Source material:
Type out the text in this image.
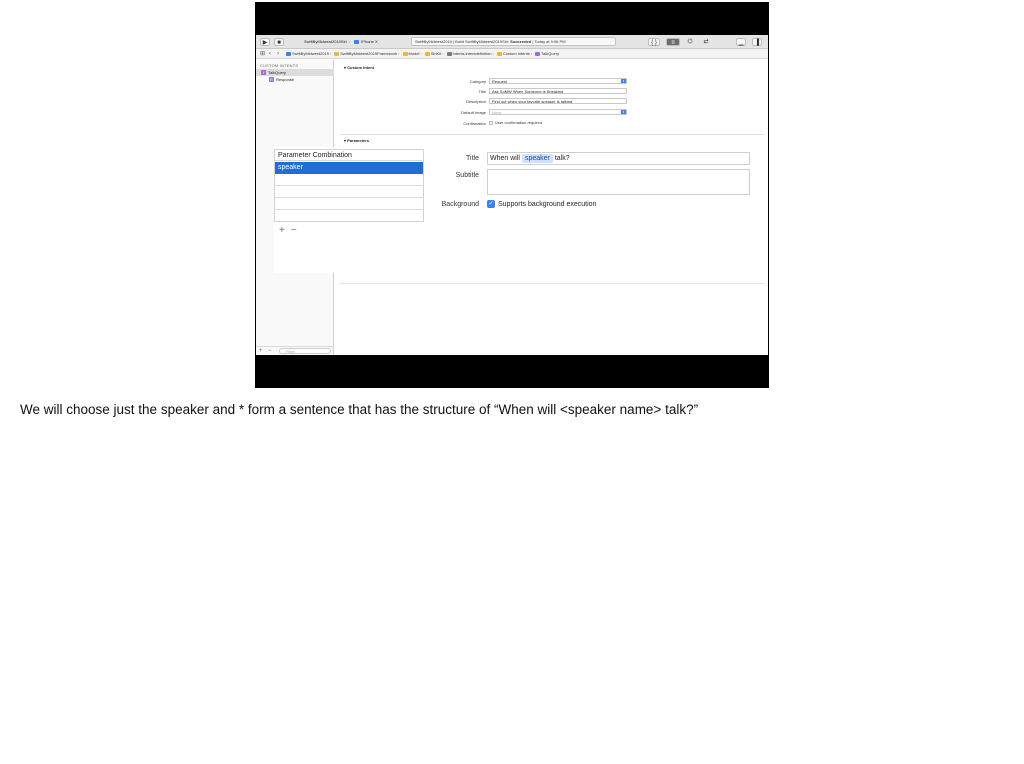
▶	■	SwiftByMidwest2019Siri ›	iPhone X	SwiftByMidwest2019 | Build SwiftByMidwest2019Siri: Succeeded | Today at 9:06 PM	{ }	≡	⌬	⇄	▁	▐
⊞ ‹ ›	SwiftByMidwest2019› SwiftByMidwest2019Framework› Model› SiriKit› Intents.intentdefinition› Custom Intents› TalkQuery
CUSTOM INTENTS
I TalkQuery
R Response
+ −	Filter
▾ Custom Intent
Category	Request	⇕
Title	Ask SoMW When Someone is Speaking
Description	Find out when your favorite speaker is talking
Default Image	None	⇕
Confirmation	User confirmation required
▾ Parameters
Parameter Combination
speaker
+ −
Title	When will speaker talk?
Subtitle
Background ✓ Supports background execution
We will choose just the speaker and * form a sentence that has the structure of “When will <speaker name> talk?”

Task description: Using the listing above, pull out all lines that hold the word "speaker".

Answer to the exercise:
Description	Find out when your favorite speaker is talking
speaker
Title	When will speaker talk?
We will choose just the speaker and * form a sentence that has the structure of “When will <speaker name> talk?”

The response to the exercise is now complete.